### TO DO
Any pictures in the records below should be skipped; write out everything else exactly.

### EXERCISE DATA
↓

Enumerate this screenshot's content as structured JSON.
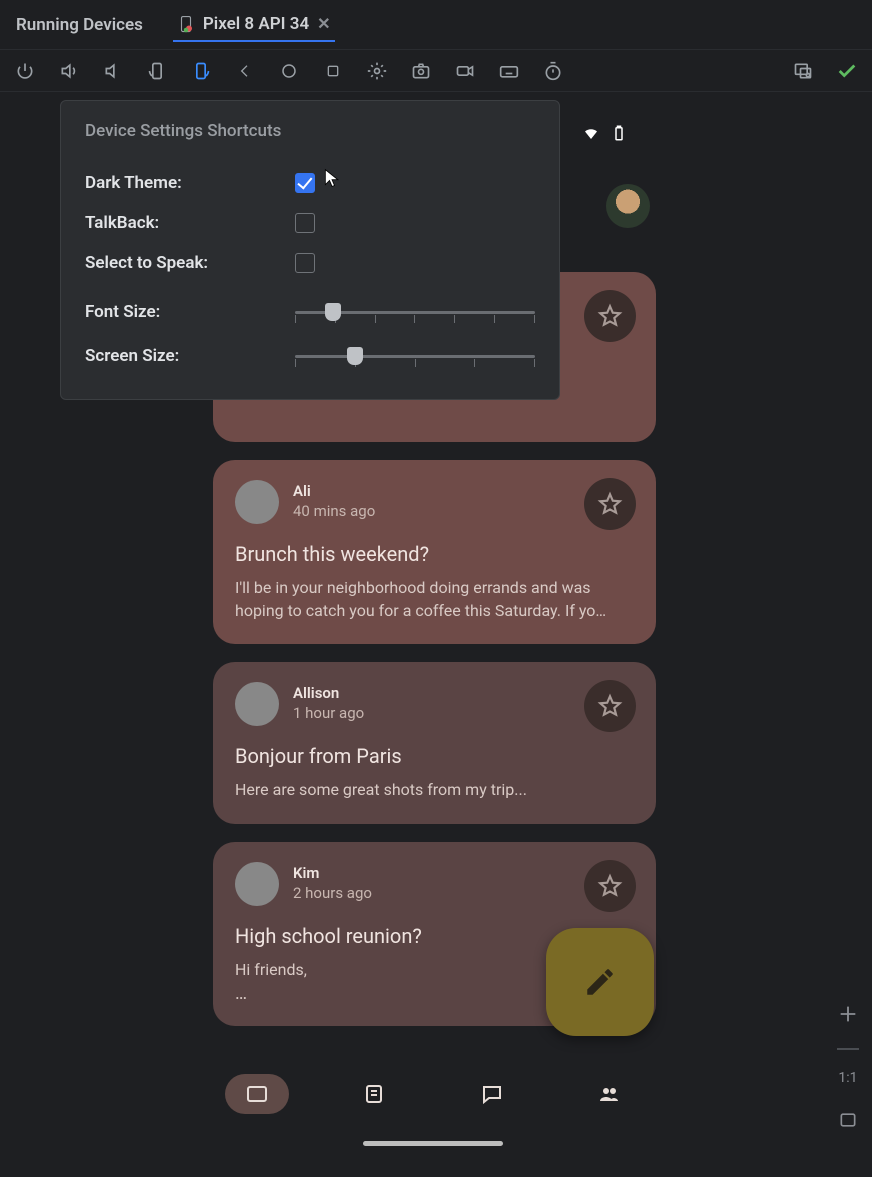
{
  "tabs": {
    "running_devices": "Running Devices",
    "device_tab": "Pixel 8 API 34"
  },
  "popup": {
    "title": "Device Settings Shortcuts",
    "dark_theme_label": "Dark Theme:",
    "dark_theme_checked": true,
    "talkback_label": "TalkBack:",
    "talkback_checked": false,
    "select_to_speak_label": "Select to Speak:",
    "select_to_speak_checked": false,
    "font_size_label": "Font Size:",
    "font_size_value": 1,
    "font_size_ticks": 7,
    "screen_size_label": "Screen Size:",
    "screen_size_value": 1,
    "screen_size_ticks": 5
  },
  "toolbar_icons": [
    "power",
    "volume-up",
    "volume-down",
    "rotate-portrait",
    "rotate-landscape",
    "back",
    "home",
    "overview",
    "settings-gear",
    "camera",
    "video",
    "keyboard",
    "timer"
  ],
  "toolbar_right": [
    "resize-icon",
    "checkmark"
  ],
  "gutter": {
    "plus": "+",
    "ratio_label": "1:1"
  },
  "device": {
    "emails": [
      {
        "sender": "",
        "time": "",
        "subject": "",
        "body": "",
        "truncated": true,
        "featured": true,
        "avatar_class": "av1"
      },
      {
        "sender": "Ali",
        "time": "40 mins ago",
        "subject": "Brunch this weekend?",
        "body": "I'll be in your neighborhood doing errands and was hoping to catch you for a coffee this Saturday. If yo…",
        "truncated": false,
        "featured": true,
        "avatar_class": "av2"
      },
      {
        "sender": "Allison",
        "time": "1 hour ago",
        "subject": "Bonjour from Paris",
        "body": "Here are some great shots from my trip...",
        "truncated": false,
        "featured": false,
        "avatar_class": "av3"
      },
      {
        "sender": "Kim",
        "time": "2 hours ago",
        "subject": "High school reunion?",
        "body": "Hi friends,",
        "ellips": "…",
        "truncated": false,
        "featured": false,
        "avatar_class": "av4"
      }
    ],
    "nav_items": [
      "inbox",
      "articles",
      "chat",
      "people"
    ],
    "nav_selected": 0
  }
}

↑

### EXERCISE ANSWER
Enumerate this screenshot's content as structured JSON.
{
  "tabs": {
    "running_devices": "Running Devices",
    "device_tab": "Pixel 8 API 34"
  },
  "popup": {
    "title": "Device Settings Shortcuts",
    "dark_theme_label": "Dark Theme:",
    "dark_theme_checked": true,
    "talkback_label": "TalkBack:",
    "talkback_checked": false,
    "select_to_speak_label": "Select to Speak:",
    "select_to_speak_checked": false,
    "font_size_label": "Font Size:",
    "font_size_value": 1,
    "font_size_ticks": 7,
    "screen_size_label": "Screen Size:",
    "screen_size_value": 1,
    "screen_size_ticks": 5
  },
  "toolbar_icons": [
    "power",
    "volume-up",
    "volume-down",
    "rotate-portrait",
    "rotate-landscape",
    "back",
    "home",
    "overview",
    "settings-gear",
    "camera",
    "video",
    "keyboard",
    "timer"
  ],
  "toolbar_right": [
    "resize-icon",
    "checkmark"
  ],
  "gutter": {
    "plus": "+",
    "ratio_label": "1:1"
  },
  "device": {
    "emails": [
      {
        "sender": "",
        "time": "",
        "subject": "",
        "body": "",
        "truncated": true,
        "featured": true,
        "avatar_class": "av1"
      },
      {
        "sender": "Ali",
        "time": "40 mins ago",
        "subject": "Brunch this weekend?",
        "body": "I'll be in your neighborhood doing errands and was hoping to catch you for a coffee this Saturday. If yo…",
        "truncated": false,
        "featured": true,
        "avatar_class": "av2"
      },
      {
        "sender": "Allison",
        "time": "1 hour ago",
        "subject": "Bonjour from Paris",
        "body": "Here are some great shots from my trip...",
        "truncated": false,
        "featured": false,
        "avatar_class": "av3"
      },
      {
        "sender": "Kim",
        "time": "2 hours ago",
        "subject": "High school reunion?",
        "body": "Hi friends,",
        "ellips": "…",
        "truncated": false,
        "featured": false,
        "avatar_class": "av4"
      }
    ],
    "nav_items": [
      "inbox",
      "articles",
      "chat",
      "people"
    ],
    "nav_selected": 0
  }
}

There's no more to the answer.